━━━━━ RECORD EXTRACTS
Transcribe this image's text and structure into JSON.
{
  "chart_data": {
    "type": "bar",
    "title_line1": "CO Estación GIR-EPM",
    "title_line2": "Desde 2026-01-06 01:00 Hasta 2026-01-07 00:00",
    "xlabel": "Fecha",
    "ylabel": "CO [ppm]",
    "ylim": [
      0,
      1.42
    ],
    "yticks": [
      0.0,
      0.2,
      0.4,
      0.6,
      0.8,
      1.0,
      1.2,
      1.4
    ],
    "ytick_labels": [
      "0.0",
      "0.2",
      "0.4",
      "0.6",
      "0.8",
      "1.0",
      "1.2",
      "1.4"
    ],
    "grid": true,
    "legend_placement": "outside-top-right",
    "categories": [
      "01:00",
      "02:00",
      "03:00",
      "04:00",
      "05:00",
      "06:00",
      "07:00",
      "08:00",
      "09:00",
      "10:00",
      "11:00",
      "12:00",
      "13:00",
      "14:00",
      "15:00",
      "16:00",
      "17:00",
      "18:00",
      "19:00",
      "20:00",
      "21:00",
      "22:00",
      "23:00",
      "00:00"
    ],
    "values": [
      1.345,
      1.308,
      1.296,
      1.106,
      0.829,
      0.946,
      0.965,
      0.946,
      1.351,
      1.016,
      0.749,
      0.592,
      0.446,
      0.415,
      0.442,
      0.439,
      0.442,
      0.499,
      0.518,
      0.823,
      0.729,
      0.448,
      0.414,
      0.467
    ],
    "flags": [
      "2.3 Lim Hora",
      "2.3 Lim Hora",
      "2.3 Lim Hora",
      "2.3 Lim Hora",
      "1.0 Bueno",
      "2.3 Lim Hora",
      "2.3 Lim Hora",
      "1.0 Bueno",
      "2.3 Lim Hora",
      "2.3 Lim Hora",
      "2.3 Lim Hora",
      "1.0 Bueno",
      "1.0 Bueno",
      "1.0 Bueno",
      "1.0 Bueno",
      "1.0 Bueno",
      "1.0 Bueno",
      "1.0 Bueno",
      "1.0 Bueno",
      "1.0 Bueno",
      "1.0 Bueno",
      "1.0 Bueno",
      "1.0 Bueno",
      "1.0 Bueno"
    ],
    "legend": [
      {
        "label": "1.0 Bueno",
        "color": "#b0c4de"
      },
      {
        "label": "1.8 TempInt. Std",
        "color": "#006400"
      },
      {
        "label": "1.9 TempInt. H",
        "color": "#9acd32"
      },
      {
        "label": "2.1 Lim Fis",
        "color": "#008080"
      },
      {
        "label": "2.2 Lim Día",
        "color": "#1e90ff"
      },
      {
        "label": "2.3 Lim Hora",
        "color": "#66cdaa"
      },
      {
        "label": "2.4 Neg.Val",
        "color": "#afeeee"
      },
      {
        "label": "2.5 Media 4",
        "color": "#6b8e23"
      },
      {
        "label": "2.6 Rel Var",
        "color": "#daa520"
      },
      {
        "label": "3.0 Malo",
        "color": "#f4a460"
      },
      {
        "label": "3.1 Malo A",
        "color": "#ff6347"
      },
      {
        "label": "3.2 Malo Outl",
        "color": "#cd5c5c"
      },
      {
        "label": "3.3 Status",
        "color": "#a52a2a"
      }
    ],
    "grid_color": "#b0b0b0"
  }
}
━━━━━━━━━━
TO BE DONE: Set all of the entries down again, exactly as they were given.

WORKED ANSWER:
Transcribe this image's text and structure into JSON.
{
  "chart_data": {
    "type": "bar",
    "title_line1": "CO Estación GIR-EPM",
    "title_line2": "Desde 2026-01-06 01:00 Hasta 2026-01-07 00:00",
    "xlabel": "Fecha",
    "ylabel": "CO [ppm]",
    "ylim": [
      0,
      1.42
    ],
    "yticks": [
      0.0,
      0.2,
      0.4,
      0.6,
      0.8,
      1.0,
      1.2,
      1.4
    ],
    "ytick_labels": [
      "0.0",
      "0.2",
      "0.4",
      "0.6",
      "0.8",
      "1.0",
      "1.2",
      "1.4"
    ],
    "grid": true,
    "legend_placement": "outside-top-right",
    "categories": [
      "01:00",
      "02:00",
      "03:00",
      "04:00",
      "05:00",
      "06:00",
      "07:00",
      "08:00",
      "09:00",
      "10:00",
      "11:00",
      "12:00",
      "13:00",
      "14:00",
      "15:00",
      "16:00",
      "17:00",
      "18:00",
      "19:00",
      "20:00",
      "21:00",
      "22:00",
      "23:00",
      "00:00"
    ],
    "values": [
      1.345,
      1.308,
      1.296,
      1.106,
      0.829,
      0.946,
      0.965,
      0.946,
      1.351,
      1.016,
      0.749,
      0.592,
      0.446,
      0.415,
      0.442,
      0.439,
      0.442,
      0.499,
      0.518,
      0.823,
      0.729,
      0.448,
      0.414,
      0.467
    ],
    "flags": [
      "2.3 Lim Hora",
      "2.3 Lim Hora",
      "2.3 Lim Hora",
      "2.3 Lim Hora",
      "1.0 Bueno",
      "2.3 Lim Hora",
      "2.3 Lim Hora",
      "1.0 Bueno",
      "2.3 Lim Hora",
      "2.3 Lim Hora",
      "2.3 Lim Hora",
      "1.0 Bueno",
      "1.0 Bueno",
      "1.0 Bueno",
      "1.0 Bueno",
      "1.0 Bueno",
      "1.0 Bueno",
      "1.0 Bueno",
      "1.0 Bueno",
      "1.0 Bueno",
      "1.0 Bueno",
      "1.0 Bueno",
      "1.0 Bueno",
      "1.0 Bueno"
    ],
    "legend": [
      {
        "label": "1.0 Bueno",
        "color": "#b0c4de"
      },
      {
        "label": "1.8 TempInt. Std",
        "color": "#006400"
      },
      {
        "label": "1.9 TempInt. H",
        "color": "#9acd32"
      },
      {
        "label": "2.1 Lim Fis",
        "color": "#008080"
      },
      {
        "label": "2.2 Lim Día",
        "color": "#1e90ff"
      },
      {
        "label": "2.3 Lim Hora",
        "color": "#66cdaa"
      },
      {
        "label": "2.4 Neg.Val",
        "color": "#afeeee"
      },
      {
        "label": "2.5 Media 4",
        "color": "#6b8e23"
      },
      {
        "label": "2.6 Rel Var",
        "color": "#daa520"
      },
      {
        "label": "3.0 Malo",
        "color": "#f4a460"
      },
      {
        "label": "3.1 Malo A",
        "color": "#ff6347"
      },
      {
        "label": "3.2 Malo Outl",
        "color": "#cd5c5c"
      },
      {
        "label": "3.3 Status",
        "color": "#a52a2a"
      }
    ],
    "grid_color": "#b0b0b0"
  }
}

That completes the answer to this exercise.